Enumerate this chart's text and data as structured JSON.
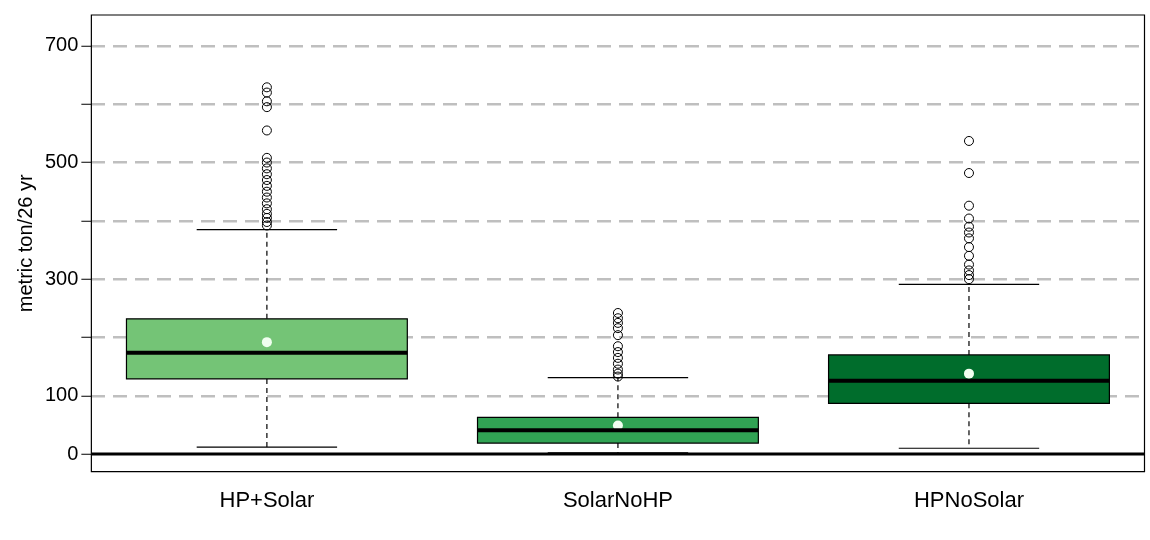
{
  "chart_data": {
    "type": "box",
    "ylabel": "metric ton/26 yr",
    "categories": [
      "HP+Solar",
      "SolarNoHP",
      "HPNoSolar"
    ],
    "colors": [
      "#74c476",
      "#31a354",
      "#006d2c"
    ],
    "boxes": [
      {
        "low": 12,
        "q1": 129,
        "median": 174,
        "q3": 232,
        "high": 385,
        "mean": 192,
        "outliers": [
          629,
          620,
          605,
          595,
          555,
          508,
          500,
          490,
          480,
          470,
          460,
          450,
          440,
          430,
          420,
          412,
          405,
          398,
          392
        ]
      },
      {
        "low": 2,
        "q1": 19,
        "median": 41,
        "q3": 63,
        "high": 131,
        "mean": 49,
        "outliers": [
          242,
          233,
          225,
          216,
          204,
          185,
          175,
          165,
          155,
          145,
          138,
          133
        ]
      },
      {
        "low": 10,
        "q1": 87,
        "median": 126,
        "q3": 170,
        "high": 291,
        "mean": 138,
        "outliers": [
          537,
          482,
          426,
          404,
          390,
          380,
          370,
          355,
          340,
          325,
          315,
          307,
          300
        ]
      }
    ],
    "ylim": [
      -30,
      753
    ],
    "yticks": [
      0,
      100,
      {
        "value": 200,
        "label": null
      },
      300,
      {
        "value": 400,
        "label": null
      },
      500,
      {
        "value": 600,
        "label": null
      },
      700
    ],
    "grid": "y",
    "ref_lines": [
      {
        "axis": "y",
        "value": 0,
        "label": null,
        "color": "#000000"
      }
    ],
    "legend": false
  }
}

> [Goal]:
Would you return the data exactly as written, without the pictures?

> [Full answer]:
Enumerate this chart's text and data as structured JSON.
{
  "chart_data": {
    "type": "box",
    "ylabel": "metric ton/26 yr",
    "categories": [
      "HP+Solar",
      "SolarNoHP",
      "HPNoSolar"
    ],
    "colors": [
      "#74c476",
      "#31a354",
      "#006d2c"
    ],
    "boxes": [
      {
        "low": 12,
        "q1": 129,
        "median": 174,
        "q3": 232,
        "high": 385,
        "mean": 192,
        "outliers": [
          629,
          620,
          605,
          595,
          555,
          508,
          500,
          490,
          480,
          470,
          460,
          450,
          440,
          430,
          420,
          412,
          405,
          398,
          392
        ]
      },
      {
        "low": 2,
        "q1": 19,
        "median": 41,
        "q3": 63,
        "high": 131,
        "mean": 49,
        "outliers": [
          242,
          233,
          225,
          216,
          204,
          185,
          175,
          165,
          155,
          145,
          138,
          133
        ]
      },
      {
        "low": 10,
        "q1": 87,
        "median": 126,
        "q3": 170,
        "high": 291,
        "mean": 138,
        "outliers": [
          537,
          482,
          426,
          404,
          390,
          380,
          370,
          355,
          340,
          325,
          315,
          307,
          300
        ]
      }
    ],
    "ylim": [
      -30,
      753
    ],
    "yticks": [
      0,
      100,
      {
        "value": 200,
        "label": null
      },
      300,
      {
        "value": 400,
        "label": null
      },
      500,
      {
        "value": 600,
        "label": null
      },
      700
    ],
    "grid": "y",
    "ref_lines": [
      {
        "axis": "y",
        "value": 0,
        "label": null,
        "color": "#000000"
      }
    ],
    "legend": false
  }
}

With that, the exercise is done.